▸ Required work: Narrow the data below down to the lines containing "present".

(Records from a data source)
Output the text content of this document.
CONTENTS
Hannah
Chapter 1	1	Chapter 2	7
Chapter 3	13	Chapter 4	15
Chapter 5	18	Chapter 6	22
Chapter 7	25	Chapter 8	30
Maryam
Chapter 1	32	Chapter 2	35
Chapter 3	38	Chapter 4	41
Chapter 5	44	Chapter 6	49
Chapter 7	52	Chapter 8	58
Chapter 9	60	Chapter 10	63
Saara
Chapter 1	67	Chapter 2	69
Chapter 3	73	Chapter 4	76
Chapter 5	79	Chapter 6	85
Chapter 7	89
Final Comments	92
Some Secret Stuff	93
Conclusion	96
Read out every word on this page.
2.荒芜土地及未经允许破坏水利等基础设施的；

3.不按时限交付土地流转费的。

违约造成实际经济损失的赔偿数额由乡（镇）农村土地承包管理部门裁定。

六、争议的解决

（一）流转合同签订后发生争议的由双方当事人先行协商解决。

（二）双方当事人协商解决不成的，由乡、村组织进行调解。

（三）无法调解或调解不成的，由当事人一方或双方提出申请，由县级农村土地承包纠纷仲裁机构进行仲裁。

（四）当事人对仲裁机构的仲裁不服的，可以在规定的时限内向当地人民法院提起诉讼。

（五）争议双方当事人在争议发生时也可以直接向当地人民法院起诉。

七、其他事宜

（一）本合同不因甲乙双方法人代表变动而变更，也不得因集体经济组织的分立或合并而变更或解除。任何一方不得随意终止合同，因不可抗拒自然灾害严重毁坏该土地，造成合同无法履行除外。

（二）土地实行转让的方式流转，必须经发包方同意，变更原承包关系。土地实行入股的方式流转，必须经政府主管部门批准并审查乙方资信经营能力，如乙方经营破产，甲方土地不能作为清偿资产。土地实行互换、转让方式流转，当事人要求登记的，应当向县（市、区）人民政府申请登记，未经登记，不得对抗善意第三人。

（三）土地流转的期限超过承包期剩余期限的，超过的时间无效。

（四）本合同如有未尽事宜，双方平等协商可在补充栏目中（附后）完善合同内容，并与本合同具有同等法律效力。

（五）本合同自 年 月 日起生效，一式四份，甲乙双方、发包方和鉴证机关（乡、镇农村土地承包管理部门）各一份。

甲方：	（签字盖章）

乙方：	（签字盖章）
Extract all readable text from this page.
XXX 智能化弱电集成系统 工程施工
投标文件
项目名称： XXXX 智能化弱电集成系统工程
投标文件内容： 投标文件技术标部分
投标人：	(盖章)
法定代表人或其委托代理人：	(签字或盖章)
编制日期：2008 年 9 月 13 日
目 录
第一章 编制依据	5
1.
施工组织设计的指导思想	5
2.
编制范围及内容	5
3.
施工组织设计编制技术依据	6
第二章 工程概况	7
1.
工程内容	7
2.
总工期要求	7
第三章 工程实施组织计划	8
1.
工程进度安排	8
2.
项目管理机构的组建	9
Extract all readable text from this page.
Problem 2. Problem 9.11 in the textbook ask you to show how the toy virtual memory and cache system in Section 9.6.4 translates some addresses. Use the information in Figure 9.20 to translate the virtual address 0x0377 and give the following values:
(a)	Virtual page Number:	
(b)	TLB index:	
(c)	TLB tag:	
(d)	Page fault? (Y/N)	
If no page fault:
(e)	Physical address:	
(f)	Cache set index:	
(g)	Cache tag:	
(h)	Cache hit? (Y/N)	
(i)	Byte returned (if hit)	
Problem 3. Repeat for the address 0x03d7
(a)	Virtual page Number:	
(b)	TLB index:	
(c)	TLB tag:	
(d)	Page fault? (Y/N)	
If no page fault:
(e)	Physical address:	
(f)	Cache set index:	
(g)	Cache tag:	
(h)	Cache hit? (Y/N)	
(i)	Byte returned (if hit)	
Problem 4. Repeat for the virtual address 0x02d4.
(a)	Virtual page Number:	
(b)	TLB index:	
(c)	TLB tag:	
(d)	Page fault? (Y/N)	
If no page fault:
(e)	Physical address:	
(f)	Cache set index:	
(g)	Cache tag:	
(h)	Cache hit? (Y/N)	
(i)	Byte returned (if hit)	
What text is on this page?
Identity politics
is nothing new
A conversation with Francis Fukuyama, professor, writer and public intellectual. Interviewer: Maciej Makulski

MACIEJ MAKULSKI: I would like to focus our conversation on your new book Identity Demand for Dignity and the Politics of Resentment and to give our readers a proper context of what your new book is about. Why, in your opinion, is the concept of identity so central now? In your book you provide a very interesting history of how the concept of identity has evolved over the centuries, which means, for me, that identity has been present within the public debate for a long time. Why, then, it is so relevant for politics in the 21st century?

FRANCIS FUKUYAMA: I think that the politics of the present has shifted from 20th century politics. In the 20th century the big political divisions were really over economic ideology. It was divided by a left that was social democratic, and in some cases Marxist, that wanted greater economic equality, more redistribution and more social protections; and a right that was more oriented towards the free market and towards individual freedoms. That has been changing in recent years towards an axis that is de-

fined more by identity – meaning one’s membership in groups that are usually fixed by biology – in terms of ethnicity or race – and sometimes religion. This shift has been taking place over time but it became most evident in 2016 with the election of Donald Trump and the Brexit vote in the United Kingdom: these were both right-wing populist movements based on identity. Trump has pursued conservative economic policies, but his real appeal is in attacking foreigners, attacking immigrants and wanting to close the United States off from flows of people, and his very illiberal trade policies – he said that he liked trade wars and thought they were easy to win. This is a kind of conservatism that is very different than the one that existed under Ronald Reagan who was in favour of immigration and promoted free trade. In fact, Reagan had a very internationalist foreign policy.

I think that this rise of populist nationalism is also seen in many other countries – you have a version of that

▸ Worked answer:
MACIEJ MAKULSKI: I would like to focus our conversation on your new book Identity Demand for Dignity and the Politics of Resentment and to give our readers a proper context of what your new book is about. Why, in your opinion, is the concept of identity so central now? In your book you provide a very interesting history of how the concept of identity has evolved over the centuries, which means, for me, that identity has been present within the public debate for a long time. Why, then, it is so relevant for politics in the 21st century?
FRANCIS FUKUYAMA: I think that the politics of the present has shifted from 20th century politics. In the 20th century the big political divisions were really over economic ideology. It was divided by a left that was social democratic, and in some cases Marxist, that wanted greater economic equality, more redistribution and more social protections; and a right that was more oriented towards the free market and towards individual freedoms. That has been changing in recent years towards an axis that is de-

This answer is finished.